◆ EXERCISE OBJECTIVE: Return all lines where the word "etapie" can be found.

◆ SOURCE RECORDS:
· · ·
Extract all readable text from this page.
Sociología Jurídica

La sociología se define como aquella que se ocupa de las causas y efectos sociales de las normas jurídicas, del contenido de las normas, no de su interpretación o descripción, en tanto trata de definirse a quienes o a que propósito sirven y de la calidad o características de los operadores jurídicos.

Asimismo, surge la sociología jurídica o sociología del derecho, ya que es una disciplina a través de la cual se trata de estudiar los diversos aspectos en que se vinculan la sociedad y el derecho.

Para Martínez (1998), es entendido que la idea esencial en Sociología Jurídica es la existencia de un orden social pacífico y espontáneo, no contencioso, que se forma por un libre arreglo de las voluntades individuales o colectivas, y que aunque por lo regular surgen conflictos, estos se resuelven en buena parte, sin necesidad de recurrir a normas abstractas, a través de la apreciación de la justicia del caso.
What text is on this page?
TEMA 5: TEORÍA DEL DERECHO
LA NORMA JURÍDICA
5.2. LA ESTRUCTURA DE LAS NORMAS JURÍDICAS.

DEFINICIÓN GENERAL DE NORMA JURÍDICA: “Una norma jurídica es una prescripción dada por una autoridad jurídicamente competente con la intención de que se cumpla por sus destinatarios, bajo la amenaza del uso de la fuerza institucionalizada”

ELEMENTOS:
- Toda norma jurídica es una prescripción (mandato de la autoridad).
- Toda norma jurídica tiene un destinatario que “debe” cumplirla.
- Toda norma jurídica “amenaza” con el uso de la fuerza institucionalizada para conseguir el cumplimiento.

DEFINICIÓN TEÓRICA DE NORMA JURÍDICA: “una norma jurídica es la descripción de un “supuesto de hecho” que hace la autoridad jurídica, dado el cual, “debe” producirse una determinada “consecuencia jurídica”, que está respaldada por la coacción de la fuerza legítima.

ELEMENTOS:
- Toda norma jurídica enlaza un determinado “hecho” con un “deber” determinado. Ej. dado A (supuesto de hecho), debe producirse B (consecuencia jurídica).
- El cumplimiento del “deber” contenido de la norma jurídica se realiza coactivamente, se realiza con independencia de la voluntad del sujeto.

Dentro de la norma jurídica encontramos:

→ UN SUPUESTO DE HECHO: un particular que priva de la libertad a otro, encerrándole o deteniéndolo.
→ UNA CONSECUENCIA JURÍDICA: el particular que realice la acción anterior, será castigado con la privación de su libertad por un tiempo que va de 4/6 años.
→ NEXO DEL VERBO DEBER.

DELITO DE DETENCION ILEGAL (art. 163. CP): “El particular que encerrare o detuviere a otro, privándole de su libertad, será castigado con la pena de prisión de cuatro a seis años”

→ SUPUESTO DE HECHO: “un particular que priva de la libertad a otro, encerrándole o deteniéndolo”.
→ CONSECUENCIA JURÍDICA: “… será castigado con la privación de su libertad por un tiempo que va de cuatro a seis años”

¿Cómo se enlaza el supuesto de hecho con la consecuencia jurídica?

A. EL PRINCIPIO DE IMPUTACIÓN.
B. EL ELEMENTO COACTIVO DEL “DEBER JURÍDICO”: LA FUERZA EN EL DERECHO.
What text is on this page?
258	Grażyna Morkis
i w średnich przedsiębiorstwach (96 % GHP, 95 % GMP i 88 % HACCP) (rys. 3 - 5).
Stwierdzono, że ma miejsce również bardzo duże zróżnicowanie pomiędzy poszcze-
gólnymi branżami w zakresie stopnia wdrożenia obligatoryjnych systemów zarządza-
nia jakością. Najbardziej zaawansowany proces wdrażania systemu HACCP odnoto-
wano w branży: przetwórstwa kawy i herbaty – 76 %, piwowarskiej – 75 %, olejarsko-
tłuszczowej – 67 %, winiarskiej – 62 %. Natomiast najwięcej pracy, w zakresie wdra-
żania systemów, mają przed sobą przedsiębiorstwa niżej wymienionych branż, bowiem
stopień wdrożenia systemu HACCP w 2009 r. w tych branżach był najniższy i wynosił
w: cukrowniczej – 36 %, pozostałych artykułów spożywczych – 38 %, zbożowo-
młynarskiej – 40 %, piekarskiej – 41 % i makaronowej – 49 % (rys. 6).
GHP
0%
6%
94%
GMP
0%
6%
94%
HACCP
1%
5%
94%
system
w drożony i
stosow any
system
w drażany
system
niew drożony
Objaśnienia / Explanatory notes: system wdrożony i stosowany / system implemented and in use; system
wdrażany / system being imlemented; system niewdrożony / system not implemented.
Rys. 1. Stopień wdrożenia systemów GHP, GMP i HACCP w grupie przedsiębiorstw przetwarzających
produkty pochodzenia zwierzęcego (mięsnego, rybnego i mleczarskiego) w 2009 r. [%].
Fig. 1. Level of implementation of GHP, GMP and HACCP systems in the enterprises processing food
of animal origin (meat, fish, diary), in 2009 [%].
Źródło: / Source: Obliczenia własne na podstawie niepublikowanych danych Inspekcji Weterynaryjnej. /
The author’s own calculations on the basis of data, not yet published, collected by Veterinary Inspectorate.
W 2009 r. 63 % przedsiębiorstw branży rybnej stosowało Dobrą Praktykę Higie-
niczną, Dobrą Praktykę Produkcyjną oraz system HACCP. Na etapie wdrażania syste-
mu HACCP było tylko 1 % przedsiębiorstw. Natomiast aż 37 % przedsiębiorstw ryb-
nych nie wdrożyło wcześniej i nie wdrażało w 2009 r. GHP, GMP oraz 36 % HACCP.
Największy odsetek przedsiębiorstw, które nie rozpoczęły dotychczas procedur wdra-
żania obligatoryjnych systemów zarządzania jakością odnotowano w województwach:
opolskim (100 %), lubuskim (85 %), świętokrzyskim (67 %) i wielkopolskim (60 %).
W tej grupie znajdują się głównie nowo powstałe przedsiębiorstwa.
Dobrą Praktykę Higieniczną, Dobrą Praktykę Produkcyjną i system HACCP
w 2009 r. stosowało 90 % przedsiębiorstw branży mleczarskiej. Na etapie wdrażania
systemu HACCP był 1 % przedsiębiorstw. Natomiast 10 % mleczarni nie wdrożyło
· · ·
◆ TASK OUTPUT:
niczną, Dobrą Praktykę Produkcyjną oraz system HACCP. Na etapie wdrażania syste-
w 2009 r. stosowało 90 % przedsiębiorstw branży mleczarskiej. Na etapie wdrażania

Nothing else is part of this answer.